### Document page text data
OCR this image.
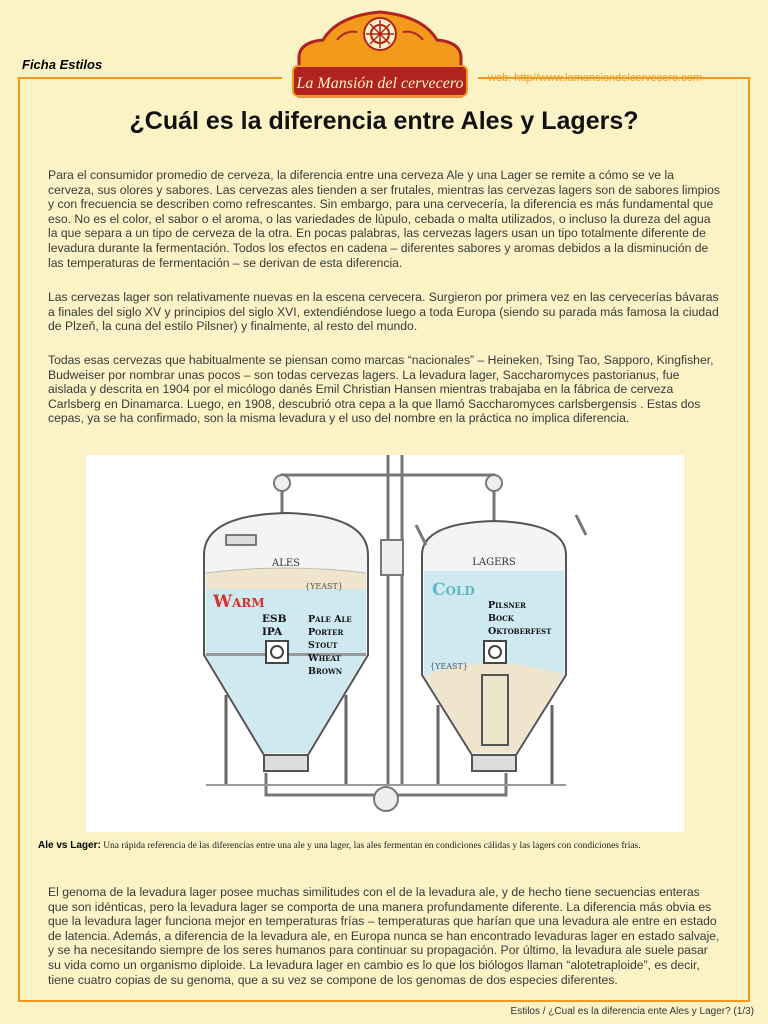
Ficha Estilos
web: http//www.lamansiondelcervecero.com
La Mansión del cervecero
¿Cuál es la diferencia entre Ales y Lagers?

Para el consumidor promedio de cerveza, la diferencia entre una cerveza Ale y una Lager se remite a cómo se ve la cerveza, sus olores y sabores. Las cervezas ales tienden a ser frutales, mientras las cervezas lagers son de sabores limpios y con frecuencia se describen como refrescantes. Sin embargo, para una cervecería, la diferencia es más fundamental que eso. No es el color, el sabor o el aroma, o las variedades de lúpulo, cebada o malta utilizados, o incluso la dureza del agua la que separa a un tipo de cerveza de la otra. En pocas palabras, las cervezas lagers usan un tipo totalmente diferente de levadura durante la fermentación. Todos los efectos en cadena – diferentes sabores y aromas debidos a la disminución de las temperaturas de fermentación – se derivan de esta diferencia.

Las cervezas lager son relativamente nuevas en la escena cervecera. Surgieron por primera vez en las cervecerías bávaras a finales del siglo XV y principios del siglo XVI, extendiéndose luego a toda Europa (siendo su parada más famosa la ciudad de Plzeň, la cuna del estilo Pilsner) y finalmente, al resto del mundo.

Todas esas cervezas que habitualmente se piensan como marcas “nacionales” – Heineken, Tsing Tao, Sapporo, Kingfisher, Budweiser por nombrar unas pocos – son todas cervezas lagers. La levadura lager, Saccharomyces pastorianus, fue aislada y descrita en 1904 por el micólogo danés Emil Christian Hansen mientras trabajaba en la fábrica de cerveza Carlsberg en Dinamarca. Luego, en 1908, descubrió otra cepa a la que llamó Saccharomyces carlsbergensis . Estas dos cepas, ya se ha confirmado, son la misma levadura y el uso del nombre en la práctica no implica diferencia.

ALES
{YEAST}
Warm
ESB
IPA
Pale Ale
Porter
Stout
Wheat
Brown
LAGERS
Cold
Pilsner
Bock
Oktoberfest
{YEAST}
Ale vs Lager: Una rápida referencia de las diferencias entre una ale y una lager, las ales fermentan en condiciones cálidas y las lagers con condiciones frías.

El genoma de la levadura lager posee muchas similitudes con el de la levadura ale, y de hecho tiene secuencias enteras que son idénticas, pero la levadura lager se comporta de una manera profundamente diferente. La diferencia más obvia es que la levadura lager funciona mejor en temperaturas frías – temperaturas que harían que una levadura ale entre en estado de latencia. Además, a diferencia de la levadura ale, en Europa nunca se han encontrado levaduras lager en estado salvaje, y se ha necesitando siempre de los seres humanos para continuar su propagación. Por último, la levadura ale suele pasar su vida como un organismo diploide. La levadura lager en cambio es lo que los biólogos llaman “alotetraploide”, es decir, tiene cuatro copias de su genoma, que a su vez se compone de los genomas de dos especies diferentes.

Estilos / ¿Cual es la diferencia ente Ales y Lager? (1/3)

### REQUIREMENT
The data above should be repeated exactly, minus any pictures.

### ANSWER SPACE
OCR this image.
Ficha Estilos
web: http//www.lamansiondelcervecero.com
La Mansión del cervecero
¿Cuál es la diferencia entre Ales y Lagers?

Para el consumidor promedio de cerveza, la diferencia entre una cerveza Ale y una Lager se remite a cómo se ve la cerveza, sus olores y sabores. Las cervezas ales tienden a ser frutales, mientras las cervezas lagers son de sabores limpios y con frecuencia se describen como refrescantes. Sin embargo, para una cervecería, la diferencia es más fundamental que eso. No es el color, el sabor o el aroma, o las variedades de lúpulo, cebada o malta utilizados, o incluso la dureza del agua la que separa a un tipo de cerveza de la otra. En pocas palabras, las cervezas lagers usan un tipo totalmente diferente de levadura durante la fermentación. Todos los efectos en cadena – diferentes sabores y aromas debidos a la disminución de las temperaturas de fermentación – se derivan de esta diferencia.

Las cervezas lager son relativamente nuevas en la escena cervecera. Surgieron por primera vez en las cervecerías bávaras a finales del siglo XV y principios del siglo XVI, extendiéndose luego a toda Europa (siendo su parada más famosa la ciudad de Plzeň, la cuna del estilo Pilsner) y finalmente, al resto del mundo.

Todas esas cervezas que habitualmente se piensan como marcas “nacionales” – Heineken, Tsing Tao, Sapporo, Kingfisher, Budweiser por nombrar unas pocos – son todas cervezas lagers. La levadura lager, Saccharomyces pastorianus, fue aislada y descrita en 1904 por el micólogo danés Emil Christian Hansen mientras trabajaba en la fábrica de cerveza Carlsberg en Dinamarca. Luego, en 1908, descubrió otra cepa a la que llamó Saccharomyces carlsbergensis . Estas dos cepas, ya se ha confirmado, son la misma levadura y el uso del nombre en la práctica no implica diferencia.

ALES
{YEAST}
Warm
ESB
IPA
Pale Ale
Porter
Stout
Wheat
Brown
LAGERS
Cold
Pilsner
Bock
Oktoberfest
{YEAST}
Ale vs Lager: Una rápida referencia de las diferencias entre una ale y una lager, las ales fermentan en condiciones cálidas y las lagers con condiciones frías.

El genoma de la levadura lager posee muchas similitudes con el de la levadura ale, y de hecho tiene secuencias enteras que son idénticas, pero la levadura lager se comporta de una manera profundamente diferente. La diferencia más obvia es que la levadura lager funciona mejor en temperaturas frías – temperaturas que harían que una levadura ale entre en estado de latencia. Además, a diferencia de la levadura ale, en Europa nunca se han encontrado levaduras lager en estado salvaje, y se ha necesitando siempre de los seres humanos para continuar su propagación. Por último, la levadura ale suele pasar su vida como un organismo diploide. La levadura lager en cambio es lo que los biólogos llaman “alotetraploide”, es decir, tiene cuatro copias de su genoma, que a su vez se compone de los genomas de dos especies diferentes.

Estilos / ¿Cual es la diferencia ente Ales y Lager? (1/3)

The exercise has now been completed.